* **What needs to be done**
Render the following material again verbatim, leaving nothing out.

+===+

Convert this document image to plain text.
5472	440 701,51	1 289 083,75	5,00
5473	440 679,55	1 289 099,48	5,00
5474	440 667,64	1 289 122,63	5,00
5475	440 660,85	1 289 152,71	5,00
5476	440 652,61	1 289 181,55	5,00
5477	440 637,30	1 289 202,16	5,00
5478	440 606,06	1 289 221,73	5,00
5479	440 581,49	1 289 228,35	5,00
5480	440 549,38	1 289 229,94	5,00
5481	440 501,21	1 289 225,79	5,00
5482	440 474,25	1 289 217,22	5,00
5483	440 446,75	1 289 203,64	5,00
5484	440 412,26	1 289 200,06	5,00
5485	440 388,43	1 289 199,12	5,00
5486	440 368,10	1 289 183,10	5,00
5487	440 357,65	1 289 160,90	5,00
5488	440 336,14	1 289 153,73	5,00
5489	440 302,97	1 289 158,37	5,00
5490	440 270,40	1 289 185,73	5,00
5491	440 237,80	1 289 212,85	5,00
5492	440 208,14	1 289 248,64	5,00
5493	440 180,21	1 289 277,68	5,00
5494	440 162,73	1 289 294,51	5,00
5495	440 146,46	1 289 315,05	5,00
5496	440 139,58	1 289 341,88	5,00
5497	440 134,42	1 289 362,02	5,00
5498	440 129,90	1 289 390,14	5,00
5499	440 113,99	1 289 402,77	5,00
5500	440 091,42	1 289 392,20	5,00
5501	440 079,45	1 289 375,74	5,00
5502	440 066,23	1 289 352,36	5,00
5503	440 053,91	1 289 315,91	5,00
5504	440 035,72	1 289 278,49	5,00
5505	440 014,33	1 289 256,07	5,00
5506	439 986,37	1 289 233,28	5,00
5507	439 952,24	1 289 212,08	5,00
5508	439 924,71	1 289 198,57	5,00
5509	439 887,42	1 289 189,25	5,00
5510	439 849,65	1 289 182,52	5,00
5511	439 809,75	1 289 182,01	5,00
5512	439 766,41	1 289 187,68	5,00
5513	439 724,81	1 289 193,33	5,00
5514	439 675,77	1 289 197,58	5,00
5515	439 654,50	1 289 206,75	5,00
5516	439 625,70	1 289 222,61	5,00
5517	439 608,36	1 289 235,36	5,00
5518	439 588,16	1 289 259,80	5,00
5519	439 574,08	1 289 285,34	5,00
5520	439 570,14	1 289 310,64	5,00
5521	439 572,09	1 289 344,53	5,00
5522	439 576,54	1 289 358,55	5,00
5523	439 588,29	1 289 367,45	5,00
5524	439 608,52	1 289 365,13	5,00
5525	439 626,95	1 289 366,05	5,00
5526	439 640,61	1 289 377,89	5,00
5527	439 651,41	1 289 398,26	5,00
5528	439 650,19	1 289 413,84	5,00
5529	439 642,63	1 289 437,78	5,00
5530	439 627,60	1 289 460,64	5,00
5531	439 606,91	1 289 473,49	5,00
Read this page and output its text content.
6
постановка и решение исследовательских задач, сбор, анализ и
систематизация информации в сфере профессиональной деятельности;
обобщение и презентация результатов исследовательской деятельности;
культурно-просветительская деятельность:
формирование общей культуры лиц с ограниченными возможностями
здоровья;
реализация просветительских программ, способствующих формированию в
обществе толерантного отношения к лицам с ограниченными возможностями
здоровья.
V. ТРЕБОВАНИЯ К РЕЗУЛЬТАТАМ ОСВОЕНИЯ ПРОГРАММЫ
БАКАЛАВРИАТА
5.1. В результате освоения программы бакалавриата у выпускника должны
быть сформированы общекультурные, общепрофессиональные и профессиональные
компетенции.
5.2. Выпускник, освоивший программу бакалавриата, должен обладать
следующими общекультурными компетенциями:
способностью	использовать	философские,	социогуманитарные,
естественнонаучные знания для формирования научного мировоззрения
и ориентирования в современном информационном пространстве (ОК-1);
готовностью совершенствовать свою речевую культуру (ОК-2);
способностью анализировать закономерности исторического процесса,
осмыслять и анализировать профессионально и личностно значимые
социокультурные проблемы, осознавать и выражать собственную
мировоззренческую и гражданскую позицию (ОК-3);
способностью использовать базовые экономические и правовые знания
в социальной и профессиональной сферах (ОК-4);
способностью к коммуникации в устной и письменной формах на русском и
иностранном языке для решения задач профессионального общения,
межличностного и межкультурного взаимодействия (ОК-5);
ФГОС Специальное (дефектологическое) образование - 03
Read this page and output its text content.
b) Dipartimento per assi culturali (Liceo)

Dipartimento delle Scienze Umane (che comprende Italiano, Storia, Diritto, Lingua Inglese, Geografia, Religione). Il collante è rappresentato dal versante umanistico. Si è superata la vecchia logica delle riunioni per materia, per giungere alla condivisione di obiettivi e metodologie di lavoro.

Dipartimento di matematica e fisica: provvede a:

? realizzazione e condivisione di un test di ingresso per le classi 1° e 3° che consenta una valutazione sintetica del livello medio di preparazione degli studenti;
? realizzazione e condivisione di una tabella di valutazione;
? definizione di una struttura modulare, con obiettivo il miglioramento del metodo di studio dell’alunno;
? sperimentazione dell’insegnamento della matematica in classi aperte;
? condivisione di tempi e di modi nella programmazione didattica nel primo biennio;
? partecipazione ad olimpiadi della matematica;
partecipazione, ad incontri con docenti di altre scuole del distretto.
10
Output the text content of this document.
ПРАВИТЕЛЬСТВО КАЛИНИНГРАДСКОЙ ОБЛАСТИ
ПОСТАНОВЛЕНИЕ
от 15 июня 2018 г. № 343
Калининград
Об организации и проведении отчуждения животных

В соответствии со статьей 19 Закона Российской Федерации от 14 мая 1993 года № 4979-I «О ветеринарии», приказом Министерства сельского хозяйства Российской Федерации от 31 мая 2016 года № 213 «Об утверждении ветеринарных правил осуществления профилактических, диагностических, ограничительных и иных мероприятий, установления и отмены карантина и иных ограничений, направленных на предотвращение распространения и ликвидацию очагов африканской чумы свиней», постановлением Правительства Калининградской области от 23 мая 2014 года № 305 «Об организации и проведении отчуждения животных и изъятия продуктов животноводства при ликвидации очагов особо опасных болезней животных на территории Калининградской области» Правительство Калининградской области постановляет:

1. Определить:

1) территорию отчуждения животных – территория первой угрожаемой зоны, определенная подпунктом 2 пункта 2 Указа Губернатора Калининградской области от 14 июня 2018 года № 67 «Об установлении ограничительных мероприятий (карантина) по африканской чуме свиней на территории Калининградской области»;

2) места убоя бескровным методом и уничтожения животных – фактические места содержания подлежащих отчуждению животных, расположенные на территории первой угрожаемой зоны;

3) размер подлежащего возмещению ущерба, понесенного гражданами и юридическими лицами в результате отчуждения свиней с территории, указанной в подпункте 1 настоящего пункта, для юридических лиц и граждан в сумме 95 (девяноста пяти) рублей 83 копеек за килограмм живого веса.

+===+

* **Exercise output**
Convert this document image to plain text.
5472	440 701,51	1 289 083,75	5,00
5473	440 679,55	1 289 099,48	5,00
5474	440 667,64	1 289 122,63	5,00
5475	440 660,85	1 289 152,71	5,00
5476	440 652,61	1 289 181,55	5,00
5477	440 637,30	1 289 202,16	5,00
5478	440 606,06	1 289 221,73	5,00
5479	440 581,49	1 289 228,35	5,00
5480	440 549,38	1 289 229,94	5,00
5481	440 501,21	1 289 225,79	5,00
5482	440 474,25	1 289 217,22	5,00
5483	440 446,75	1 289 203,64	5,00
5484	440 412,26	1 289 200,06	5,00
5485	440 388,43	1 289 199,12	5,00
5486	440 368,10	1 289 183,10	5,00
5487	440 357,65	1 289 160,90	5,00
5488	440 336,14	1 289 153,73	5,00
5489	440 302,97	1 289 158,37	5,00
5490	440 270,40	1 289 185,73	5,00
5491	440 237,80	1 289 212,85	5,00
5492	440 208,14	1 289 248,64	5,00
5493	440 180,21	1 289 277,68	5,00
5494	440 162,73	1 289 294,51	5,00
5495	440 146,46	1 289 315,05	5,00
5496	440 139,58	1 289 341,88	5,00
5497	440 134,42	1 289 362,02	5,00
5498	440 129,90	1 289 390,14	5,00
5499	440 113,99	1 289 402,77	5,00
5500	440 091,42	1 289 392,20	5,00
5501	440 079,45	1 289 375,74	5,00
5502	440 066,23	1 289 352,36	5,00
5503	440 053,91	1 289 315,91	5,00
5504	440 035,72	1 289 278,49	5,00
5505	440 014,33	1 289 256,07	5,00
5506	439 986,37	1 289 233,28	5,00
5507	439 952,24	1 289 212,08	5,00
5508	439 924,71	1 289 198,57	5,00
5509	439 887,42	1 289 189,25	5,00
5510	439 849,65	1 289 182,52	5,00
5511	439 809,75	1 289 182,01	5,00
5512	439 766,41	1 289 187,68	5,00
5513	439 724,81	1 289 193,33	5,00
5514	439 675,77	1 289 197,58	5,00
5515	439 654,50	1 289 206,75	5,00
5516	439 625,70	1 289 222,61	5,00
5517	439 608,36	1 289 235,36	5,00
5518	439 588,16	1 289 259,80	5,00
5519	439 574,08	1 289 285,34	5,00
5520	439 570,14	1 289 310,64	5,00
5521	439 572,09	1 289 344,53	5,00
5522	439 576,54	1 289 358,55	5,00
5523	439 588,29	1 289 367,45	5,00
5524	439 608,52	1 289 365,13	5,00
5525	439 626,95	1 289 366,05	5,00
5526	439 640,61	1 289 377,89	5,00
5527	439 651,41	1 289 398,26	5,00
5528	439 650,19	1 289 413,84	5,00
5529	439 642,63	1 289 437,78	5,00
5530	439 627,60	1 289 460,64	5,00
5531	439 606,91	1 289 473,49	5,00
Read this page and output its text content.
6
постановка и решение исследовательских задач, сбор, анализ и
систематизация информации в сфере профессиональной деятельности;
обобщение и презентация результатов исследовательской деятельности;
культурно-просветительская деятельность:
формирование общей культуры лиц с ограниченными возможностями
здоровья;
реализация просветительских программ, способствующих формированию в
обществе толерантного отношения к лицам с ограниченными возможностями
здоровья.
V. ТРЕБОВАНИЯ К РЕЗУЛЬТАТАМ ОСВОЕНИЯ ПРОГРАММЫ
БАКАЛАВРИАТА
5.1. В результате освоения программы бакалавриата у выпускника должны
быть сформированы общекультурные, общепрофессиональные и профессиональные
компетенции.
5.2. Выпускник, освоивший программу бакалавриата, должен обладать
следующими общекультурными компетенциями:
способностью	использовать	философские,	социогуманитарные,
естественнонаучные знания для формирования научного мировоззрения
и ориентирования в современном информационном пространстве (ОК-1);
готовностью совершенствовать свою речевую культуру (ОК-2);
способностью анализировать закономерности исторического процесса,
осмыслять и анализировать профессионально и личностно значимые
социокультурные проблемы, осознавать и выражать собственную
мировоззренческую и гражданскую позицию (ОК-3);
способностью использовать базовые экономические и правовые знания
в социальной и профессиональной сферах (ОК-4);
способностью к коммуникации в устной и письменной формах на русском и
иностранном языке для решения задач профессионального общения,
межличностного и межкультурного взаимодействия (ОК-5);
ФГОС Специальное (дефектологическое) образование - 03
Read this page and output its text content.
b) Dipartimento per assi culturali (Liceo)

Dipartimento delle Scienze Umane (che comprende Italiano, Storia, Diritto, Lingua Inglese, Geografia, Religione). Il collante è rappresentato dal versante umanistico. Si è superata la vecchia logica delle riunioni per materia, per giungere alla condivisione di obiettivi e metodologie di lavoro.

Dipartimento di matematica e fisica: provvede a:

? realizzazione e condivisione di un test di ingresso per le classi 1° e 3° che consenta una valutazione sintetica del livello medio di preparazione degli studenti;
? realizzazione e condivisione di una tabella di valutazione;
? definizione di una struttura modulare, con obiettivo il miglioramento del metodo di studio dell’alunno;
? sperimentazione dell’insegnamento della matematica in classi aperte;
? condivisione di tempi e di modi nella programmazione didattica nel primo biennio;
? partecipazione ad olimpiadi della matematica;
partecipazione, ad incontri con docenti di altre scuole del distretto.
10
Output the text content of this document.
ПРАВИТЕЛЬСТВО КАЛИНИНГРАДСКОЙ ОБЛАСТИ
ПОСТАНОВЛЕНИЕ
от 15 июня 2018 г. № 343
Калининград
Об организации и проведении отчуждения животных

В соответствии со статьей 19 Закона Российской Федерации от 14 мая 1993 года № 4979-I «О ветеринарии», приказом Министерства сельского хозяйства Российской Федерации от 31 мая 2016 года № 213 «Об утверждении ветеринарных правил осуществления профилактических, диагностических, ограничительных и иных мероприятий, установления и отмены карантина и иных ограничений, направленных на предотвращение распространения и ликвидацию очагов африканской чумы свиней», постановлением Правительства Калининградской области от 23 мая 2014 года № 305 «Об организации и проведении отчуждения животных и изъятия продуктов животноводства при ликвидации очагов особо опасных болезней животных на территории Калининградской области» Правительство Калининградской области постановляет:

1. Определить:

1) территорию отчуждения животных – территория первой угрожаемой зоны, определенная подпунктом 2 пункта 2 Указа Губернатора Калининградской области от 14 июня 2018 года № 67 «Об установлении ограничительных мероприятий (карантина) по африканской чуме свиней на территории Калининградской области»;

2) места убоя бескровным методом и уничтожения животных – фактические места содержания подлежащих отчуждению животных, расположенные на территории первой угрожаемой зоны;

3) размер подлежащего возмещению ущерба, понесенного гражданами и юридическими лицами в результате отчуждения свиней с территории, указанной в подпункте 1 настоящего пункта, для юридических лиц и граждан в сумме 95 (девяноста пяти) рублей 83 копеек за килограмм живого веса.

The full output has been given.